PROBLEM TO WORK ON: Quote the records that follow in full and exactly; leave out the pictures.

INPUT:
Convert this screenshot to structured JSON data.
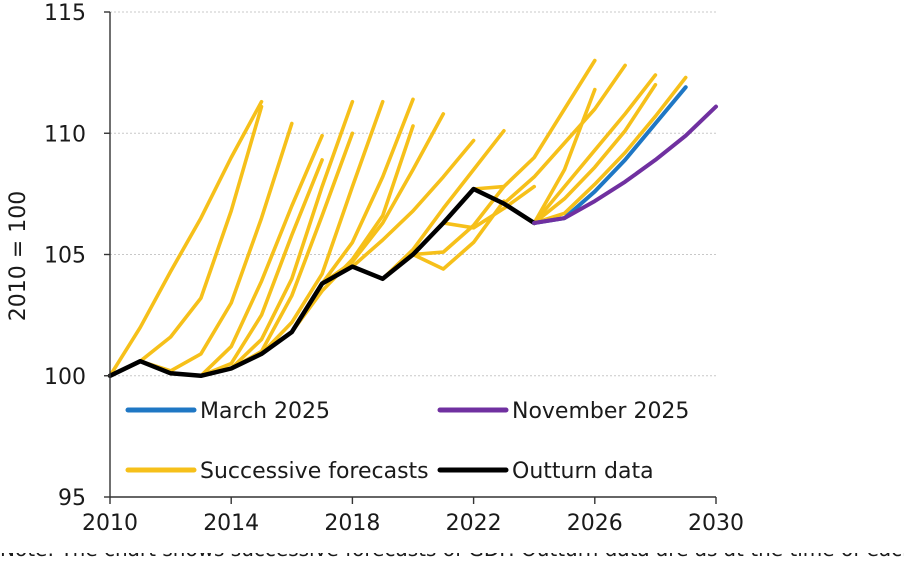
{
  "chart_data": {
    "type": "line",
    "title": "",
    "xlabel": "",
    "ylabel": "2010 = 100",
    "xlim": [
      2010,
      2030
    ],
    "ylim": [
      95,
      115
    ],
    "x_ticks": [
      "2010",
      "2014",
      "2018",
      "2022",
      "2026",
      "2030"
    ],
    "y_ticks": [
      "95",
      "100",
      "105",
      "110",
      "115"
    ],
    "grid": "horizontal",
    "legend": {
      "placement": "inside-bottom",
      "entries": [
        {
          "name": "March 2025",
          "color": "#1f77c4"
        },
        {
          "name": "November 2025",
          "color": "#7030a0"
        },
        {
          "name": "Successive forecasts",
          "color": "#f6c01a"
        },
        {
          "name": "Outturn data",
          "color": "#000000"
        }
      ]
    },
    "successive_forecasts": [
      {
        "x": [
          2010,
          2011,
          2012,
          2013,
          2014,
          2015
        ],
        "y": [
          100,
          102.0,
          104.3,
          106.5,
          109.0,
          111.3
        ]
      },
      {
        "x": [
          2010,
          2011,
          2012,
          2013,
          2014,
          2015
        ],
        "y": [
          100,
          100.6,
          101.6,
          103.2,
          106.8,
          111.1
        ]
      },
      {
        "x": [
          2011,
          2012,
          2013,
          2014,
          2015,
          2016
        ],
        "y": [
          100.6,
          100.2,
          100.9,
          103.0,
          106.5,
          110.4
        ]
      },
      {
        "x": [
          2012,
          2013,
          2014,
          2015,
          2016,
          2017
        ],
        "y": [
          100.1,
          100.0,
          101.2,
          103.9,
          107.0,
          109.9
        ]
      },
      {
        "x": [
          2013,
          2014,
          2015,
          2016,
          2017
        ],
        "y": [
          100.0,
          100.5,
          102.5,
          105.8,
          108.9
        ]
      },
      {
        "x": [
          2014,
          2015,
          2016,
          2017,
          2018
        ],
        "y": [
          100.3,
          101.5,
          104.0,
          107.8,
          111.3
        ]
      },
      {
        "x": [
          2014,
          2015,
          2016,
          2017,
          2018
        ],
        "y": [
          100.3,
          101.0,
          103.3,
          106.6,
          110.0
        ]
      },
      {
        "x": [
          2015,
          2016,
          2017,
          2018,
          2019
        ],
        "y": [
          100.9,
          102.2,
          104.2,
          107.8,
          111.3
        ]
      },
      {
        "x": [
          2016,
          2017,
          2018,
          2019,
          2020
        ],
        "y": [
          101.8,
          103.8,
          105.5,
          108.2,
          111.4
        ]
      },
      {
        "x": [
          2016,
          2017,
          2018,
          2019,
          2020
        ],
        "y": [
          101.8,
          103.5,
          104.8,
          106.6,
          110.3
        ]
      },
      {
        "x": [
          2017,
          2018,
          2019,
          2020,
          2021
        ],
        "y": [
          103.8,
          104.7,
          106.3,
          108.5,
          110.8
        ]
      },
      {
        "x": [
          2018,
          2019,
          2020,
          2021,
          2022
        ],
        "y": [
          104.5,
          105.6,
          106.8,
          108.2,
          109.7
        ]
      },
      {
        "x": [
          2019,
          2020,
          2021,
          2022,
          2023
        ],
        "y": [
          104.0,
          105.2,
          106.9,
          108.5,
          110.1
        ]
      },
      {
        "x": [
          2020,
          2021,
          2022,
          2023
        ],
        "y": [
          105.0,
          104.4,
          105.5,
          107.2
        ]
      },
      {
        "x": [
          2020,
          2021,
          2022,
          2023
        ],
        "y": [
          105.0,
          105.1,
          106.2,
          107.8
        ]
      },
      {
        "x": [
          2021,
          2022,
          2023,
          2024
        ],
        "y": [
          106.3,
          106.1,
          106.9,
          107.8
        ]
      },
      {
        "x": [
          2022,
          2023,
          2024,
          2025,
          2026
        ],
        "y": [
          107.7,
          107.8,
          109.0,
          111.0,
          113.0
        ]
      },
      {
        "x": [
          2023,
          2024,
          2025,
          2026,
          2027
        ],
        "y": [
          107.1,
          108.2,
          109.6,
          111.0,
          112.8
        ]
      },
      {
        "x": [
          2024,
          2025,
          2026,
          2027,
          2028
        ],
        "y": [
          106.3,
          107.8,
          109.3,
          110.8,
          112.4
        ]
      },
      {
        "x": [
          2024,
          2025,
          2026,
          2027,
          2028
        ],
        "y": [
          106.3,
          107.3,
          108.6,
          110.1,
          112.0
        ]
      },
      {
        "x": [
          2024,
          2025,
          2026,
          2027,
          2028,
          2029
        ],
        "y": [
          106.3,
          106.7,
          107.9,
          109.2,
          110.7,
          112.3
        ]
      },
      {
        "x": [
          2024,
          2025,
          2026
        ],
        "y": [
          106.3,
          108.5,
          111.8
        ]
      }
    ],
    "series": [
      {
        "name": "Outturn data",
        "x": [
          2010,
          2011,
          2012,
          2013,
          2014,
          2015,
          2016,
          2017,
          2018,
          2019,
          2020,
          2021,
          2022,
          2023,
          2024
        ],
        "y": [
          100.0,
          100.6,
          100.1,
          100.0,
          100.3,
          100.9,
          101.8,
          103.8,
          104.5,
          104.0,
          105.0,
          106.3,
          107.7,
          107.1,
          106.3
        ]
      },
      {
        "name": "March 2025",
        "x": [
          2024,
          2025,
          2026,
          2027,
          2028,
          2029
        ],
        "y": [
          106.3,
          106.5,
          107.6,
          108.9,
          110.4,
          111.9
        ]
      },
      {
        "name": "November 2025",
        "x": [
          2024,
          2025,
          2026,
          2027,
          2028,
          2029,
          2030
        ],
        "y": [
          106.3,
          106.5,
          107.2,
          108.0,
          108.9,
          109.9,
          111.1
        ]
      }
    ]
  },
  "footnote": "Note: The chart shows successive forecasts of GDP. Outturn data are as at the time of each forecast."
}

RESULT OF THE TASK:
Convert this screenshot to structured JSON data.
{
  "chart_data": {
    "type": "line",
    "title": "",
    "xlabel": "",
    "ylabel": "2010 = 100",
    "xlim": [
      2010,
      2030
    ],
    "ylim": [
      95,
      115
    ],
    "x_ticks": [
      "2010",
      "2014",
      "2018",
      "2022",
      "2026",
      "2030"
    ],
    "y_ticks": [
      "95",
      "100",
      "105",
      "110",
      "115"
    ],
    "grid": "horizontal",
    "legend": {
      "placement": "inside-bottom",
      "entries": [
        {
          "name": "March 2025",
          "color": "#1f77c4"
        },
        {
          "name": "November 2025",
          "color": "#7030a0"
        },
        {
          "name": "Successive forecasts",
          "color": "#f6c01a"
        },
        {
          "name": "Outturn data",
          "color": "#000000"
        }
      ]
    },
    "successive_forecasts": [
      {
        "x": [
          2010,
          2011,
          2012,
          2013,
          2014,
          2015
        ],
        "y": [
          100,
          102.0,
          104.3,
          106.5,
          109.0,
          111.3
        ]
      },
      {
        "x": [
          2010,
          2011,
          2012,
          2013,
          2014,
          2015
        ],
        "y": [
          100,
          100.6,
          101.6,
          103.2,
          106.8,
          111.1
        ]
      },
      {
        "x": [
          2011,
          2012,
          2013,
          2014,
          2015,
          2016
        ],
        "y": [
          100.6,
          100.2,
          100.9,
          103.0,
          106.5,
          110.4
        ]
      },
      {
        "x": [
          2012,
          2013,
          2014,
          2015,
          2016,
          2017
        ],
        "y": [
          100.1,
          100.0,
          101.2,
          103.9,
          107.0,
          109.9
        ]
      },
      {
        "x": [
          2013,
          2014,
          2015,
          2016,
          2017
        ],
        "y": [
          100.0,
          100.5,
          102.5,
          105.8,
          108.9
        ]
      },
      {
        "x": [
          2014,
          2015,
          2016,
          2017,
          2018
        ],
        "y": [
          100.3,
          101.5,
          104.0,
          107.8,
          111.3
        ]
      },
      {
        "x": [
          2014,
          2015,
          2016,
          2017,
          2018
        ],
        "y": [
          100.3,
          101.0,
          103.3,
          106.6,
          110.0
        ]
      },
      {
        "x": [
          2015,
          2016,
          2017,
          2018,
          2019
        ],
        "y": [
          100.9,
          102.2,
          104.2,
          107.8,
          111.3
        ]
      },
      {
        "x": [
          2016,
          2017,
          2018,
          2019,
          2020
        ],
        "y": [
          101.8,
          103.8,
          105.5,
          108.2,
          111.4
        ]
      },
      {
        "x": [
          2016,
          2017,
          2018,
          2019,
          2020
        ],
        "y": [
          101.8,
          103.5,
          104.8,
          106.6,
          110.3
        ]
      },
      {
        "x": [
          2017,
          2018,
          2019,
          2020,
          2021
        ],
        "y": [
          103.8,
          104.7,
          106.3,
          108.5,
          110.8
        ]
      },
      {
        "x": [
          2018,
          2019,
          2020,
          2021,
          2022
        ],
        "y": [
          104.5,
          105.6,
          106.8,
          108.2,
          109.7
        ]
      },
      {
        "x": [
          2019,
          2020,
          2021,
          2022,
          2023
        ],
        "y": [
          104.0,
          105.2,
          106.9,
          108.5,
          110.1
        ]
      },
      {
        "x": [
          2020,
          2021,
          2022,
          2023
        ],
        "y": [
          105.0,
          104.4,
          105.5,
          107.2
        ]
      },
      {
        "x": [
          2020,
          2021,
          2022,
          2023
        ],
        "y": [
          105.0,
          105.1,
          106.2,
          107.8
        ]
      },
      {
        "x": [
          2021,
          2022,
          2023,
          2024
        ],
        "y": [
          106.3,
          106.1,
          106.9,
          107.8
        ]
      },
      {
        "x": [
          2022,
          2023,
          2024,
          2025,
          2026
        ],
        "y": [
          107.7,
          107.8,
          109.0,
          111.0,
          113.0
        ]
      },
      {
        "x": [
          2023,
          2024,
          2025,
          2026,
          2027
        ],
        "y": [
          107.1,
          108.2,
          109.6,
          111.0,
          112.8
        ]
      },
      {
        "x": [
          2024,
          2025,
          2026,
          2027,
          2028
        ],
        "y": [
          106.3,
          107.8,
          109.3,
          110.8,
          112.4
        ]
      },
      {
        "x": [
          2024,
          2025,
          2026,
          2027,
          2028
        ],
        "y": [
          106.3,
          107.3,
          108.6,
          110.1,
          112.0
        ]
      },
      {
        "x": [
          2024,
          2025,
          2026,
          2027,
          2028,
          2029
        ],
        "y": [
          106.3,
          106.7,
          107.9,
          109.2,
          110.7,
          112.3
        ]
      },
      {
        "x": [
          2024,
          2025,
          2026
        ],
        "y": [
          106.3,
          108.5,
          111.8
        ]
      }
    ],
    "series": [
      {
        "name": "Outturn data",
        "x": [
          2010,
          2011,
          2012,
          2013,
          2014,
          2015,
          2016,
          2017,
          2018,
          2019,
          2020,
          2021,
          2022,
          2023,
          2024
        ],
        "y": [
          100.0,
          100.6,
          100.1,
          100.0,
          100.3,
          100.9,
          101.8,
          103.8,
          104.5,
          104.0,
          105.0,
          106.3,
          107.7,
          107.1,
          106.3
        ]
      },
      {
        "name": "March 2025",
        "x": [
          2024,
          2025,
          2026,
          2027,
          2028,
          2029
        ],
        "y": [
          106.3,
          106.5,
          107.6,
          108.9,
          110.4,
          111.9
        ]
      },
      {
        "name": "November 2025",
        "x": [
          2024,
          2025,
          2026,
          2027,
          2028,
          2029,
          2030
        ],
        "y": [
          106.3,
          106.5,
          107.2,
          108.0,
          108.9,
          109.9,
          111.1
        ]
      }
    ]
  },
  "footnote": "Note: The chart shows successive forecasts of GDP. Outturn data are as at the time of each forecast."
}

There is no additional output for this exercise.